WHAT YOU NEED TO DO → Transcribe the entries below exactly; leave every image out.

MATERIAL FOR THE TASK →
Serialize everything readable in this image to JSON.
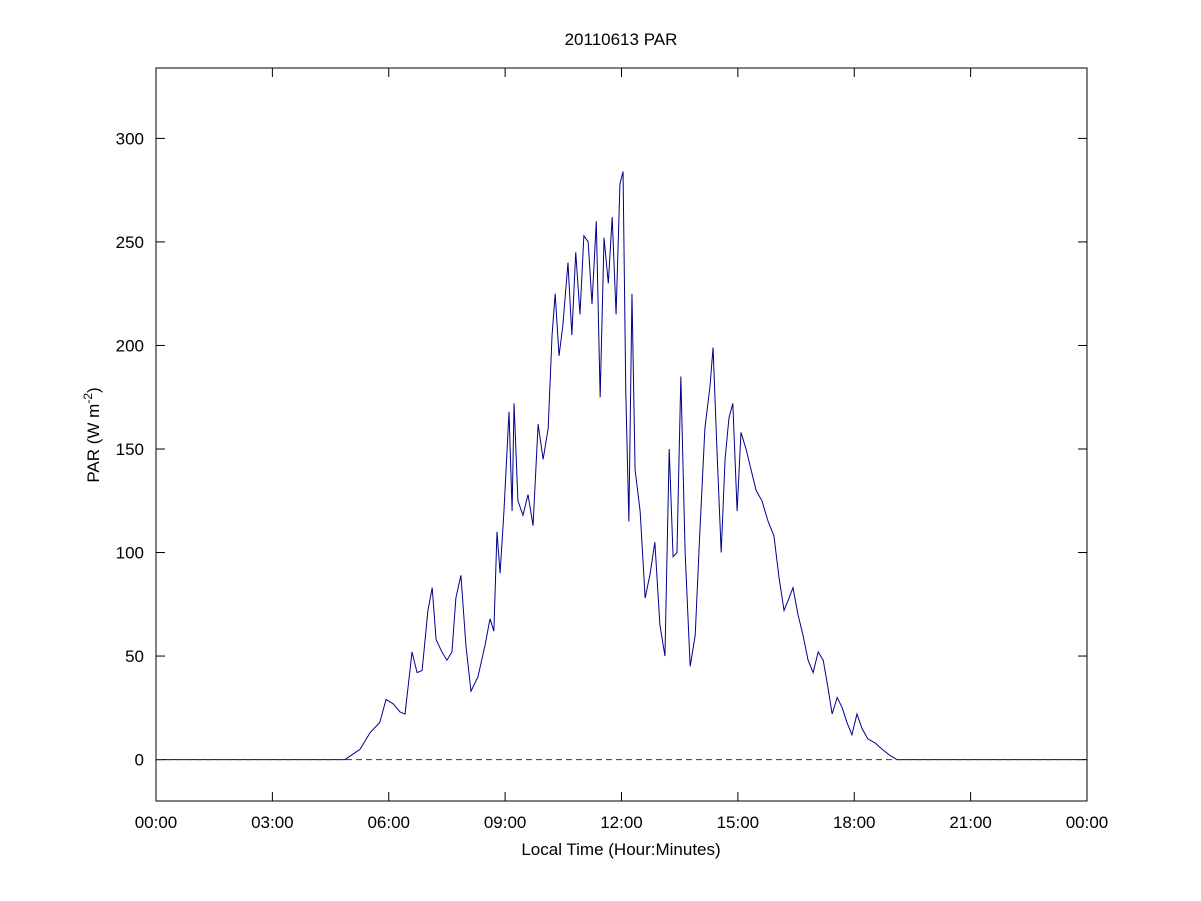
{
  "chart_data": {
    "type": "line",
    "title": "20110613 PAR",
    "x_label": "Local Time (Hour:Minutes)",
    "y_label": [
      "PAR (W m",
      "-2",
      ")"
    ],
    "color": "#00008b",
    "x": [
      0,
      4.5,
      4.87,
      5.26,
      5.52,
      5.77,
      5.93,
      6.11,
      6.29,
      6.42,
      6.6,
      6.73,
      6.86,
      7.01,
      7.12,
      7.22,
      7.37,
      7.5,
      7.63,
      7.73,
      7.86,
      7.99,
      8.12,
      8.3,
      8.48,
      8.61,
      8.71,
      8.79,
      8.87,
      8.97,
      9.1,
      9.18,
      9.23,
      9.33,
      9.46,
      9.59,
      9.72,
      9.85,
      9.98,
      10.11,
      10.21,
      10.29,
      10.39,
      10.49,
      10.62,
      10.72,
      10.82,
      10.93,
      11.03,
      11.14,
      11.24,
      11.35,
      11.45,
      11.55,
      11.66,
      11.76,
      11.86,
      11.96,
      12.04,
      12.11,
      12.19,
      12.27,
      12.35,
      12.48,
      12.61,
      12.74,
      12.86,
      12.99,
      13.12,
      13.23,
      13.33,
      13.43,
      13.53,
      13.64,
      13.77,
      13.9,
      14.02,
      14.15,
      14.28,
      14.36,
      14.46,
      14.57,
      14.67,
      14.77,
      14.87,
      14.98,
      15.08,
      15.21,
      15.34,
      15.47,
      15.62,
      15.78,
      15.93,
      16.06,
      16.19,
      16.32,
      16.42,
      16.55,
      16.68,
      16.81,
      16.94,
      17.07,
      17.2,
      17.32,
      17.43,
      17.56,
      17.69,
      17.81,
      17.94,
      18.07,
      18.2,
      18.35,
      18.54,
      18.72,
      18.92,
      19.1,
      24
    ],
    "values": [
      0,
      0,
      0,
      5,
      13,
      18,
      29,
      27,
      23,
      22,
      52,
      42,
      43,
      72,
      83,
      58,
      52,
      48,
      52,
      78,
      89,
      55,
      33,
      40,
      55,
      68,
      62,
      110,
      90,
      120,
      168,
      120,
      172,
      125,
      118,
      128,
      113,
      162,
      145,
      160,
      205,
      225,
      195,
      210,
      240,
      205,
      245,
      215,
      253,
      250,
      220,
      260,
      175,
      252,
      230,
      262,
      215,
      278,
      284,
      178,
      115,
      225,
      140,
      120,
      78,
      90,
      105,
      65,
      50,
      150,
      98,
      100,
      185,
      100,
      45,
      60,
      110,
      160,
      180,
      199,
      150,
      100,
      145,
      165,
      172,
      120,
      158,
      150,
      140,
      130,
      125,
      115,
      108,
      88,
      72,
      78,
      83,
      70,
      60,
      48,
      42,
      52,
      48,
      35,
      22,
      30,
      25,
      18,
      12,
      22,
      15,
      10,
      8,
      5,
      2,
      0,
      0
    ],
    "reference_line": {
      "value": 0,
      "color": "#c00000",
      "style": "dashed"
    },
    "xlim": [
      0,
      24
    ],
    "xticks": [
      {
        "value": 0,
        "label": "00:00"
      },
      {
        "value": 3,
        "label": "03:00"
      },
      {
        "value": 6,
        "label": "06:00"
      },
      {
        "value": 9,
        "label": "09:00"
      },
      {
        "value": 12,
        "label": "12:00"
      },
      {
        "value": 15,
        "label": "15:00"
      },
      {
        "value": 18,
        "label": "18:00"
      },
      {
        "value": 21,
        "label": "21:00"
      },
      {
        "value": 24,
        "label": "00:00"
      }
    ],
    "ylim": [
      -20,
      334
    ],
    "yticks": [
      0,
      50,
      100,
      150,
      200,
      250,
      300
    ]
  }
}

RESPONSE TO THE EXERCISE →
Serialize everything readable in this image to JSON.
{
  "chart_data": {
    "type": "line",
    "title": "20110613 PAR",
    "x_label": "Local Time (Hour:Minutes)",
    "y_label": [
      "PAR (W m",
      "-2",
      ")"
    ],
    "color": "#00008b",
    "x": [
      0,
      4.5,
      4.87,
      5.26,
      5.52,
      5.77,
      5.93,
      6.11,
      6.29,
      6.42,
      6.6,
      6.73,
      6.86,
      7.01,
      7.12,
      7.22,
      7.37,
      7.5,
      7.63,
      7.73,
      7.86,
      7.99,
      8.12,
      8.3,
      8.48,
      8.61,
      8.71,
      8.79,
      8.87,
      8.97,
      9.1,
      9.18,
      9.23,
      9.33,
      9.46,
      9.59,
      9.72,
      9.85,
      9.98,
      10.11,
      10.21,
      10.29,
      10.39,
      10.49,
      10.62,
      10.72,
      10.82,
      10.93,
      11.03,
      11.14,
      11.24,
      11.35,
      11.45,
      11.55,
      11.66,
      11.76,
      11.86,
      11.96,
      12.04,
      12.11,
      12.19,
      12.27,
      12.35,
      12.48,
      12.61,
      12.74,
      12.86,
      12.99,
      13.12,
      13.23,
      13.33,
      13.43,
      13.53,
      13.64,
      13.77,
      13.9,
      14.02,
      14.15,
      14.28,
      14.36,
      14.46,
      14.57,
      14.67,
      14.77,
      14.87,
      14.98,
      15.08,
      15.21,
      15.34,
      15.47,
      15.62,
      15.78,
      15.93,
      16.06,
      16.19,
      16.32,
      16.42,
      16.55,
      16.68,
      16.81,
      16.94,
      17.07,
      17.2,
      17.32,
      17.43,
      17.56,
      17.69,
      17.81,
      17.94,
      18.07,
      18.2,
      18.35,
      18.54,
      18.72,
      18.92,
      19.1,
      24
    ],
    "values": [
      0,
      0,
      0,
      5,
      13,
      18,
      29,
      27,
      23,
      22,
      52,
      42,
      43,
      72,
      83,
      58,
      52,
      48,
      52,
      78,
      89,
      55,
      33,
      40,
      55,
      68,
      62,
      110,
      90,
      120,
      168,
      120,
      172,
      125,
      118,
      128,
      113,
      162,
      145,
      160,
      205,
      225,
      195,
      210,
      240,
      205,
      245,
      215,
      253,
      250,
      220,
      260,
      175,
      252,
      230,
      262,
      215,
      278,
      284,
      178,
      115,
      225,
      140,
      120,
      78,
      90,
      105,
      65,
      50,
      150,
      98,
      100,
      185,
      100,
      45,
      60,
      110,
      160,
      180,
      199,
      150,
      100,
      145,
      165,
      172,
      120,
      158,
      150,
      140,
      130,
      125,
      115,
      108,
      88,
      72,
      78,
      83,
      70,
      60,
      48,
      42,
      52,
      48,
      35,
      22,
      30,
      25,
      18,
      12,
      22,
      15,
      10,
      8,
      5,
      2,
      0,
      0
    ],
    "reference_line": {
      "value": 0,
      "color": "#c00000",
      "style": "dashed"
    },
    "xlim": [
      0,
      24
    ],
    "xticks": [
      {
        "value": 0,
        "label": "00:00"
      },
      {
        "value": 3,
        "label": "03:00"
      },
      {
        "value": 6,
        "label": "06:00"
      },
      {
        "value": 9,
        "label": "09:00"
      },
      {
        "value": 12,
        "label": "12:00"
      },
      {
        "value": 15,
        "label": "15:00"
      },
      {
        "value": 18,
        "label": "18:00"
      },
      {
        "value": 21,
        "label": "21:00"
      },
      {
        "value": 24,
        "label": "00:00"
      }
    ],
    "ylim": [
      -20,
      334
    ],
    "yticks": [
      0,
      50,
      100,
      150,
      200,
      250,
      300
    ]
  }
}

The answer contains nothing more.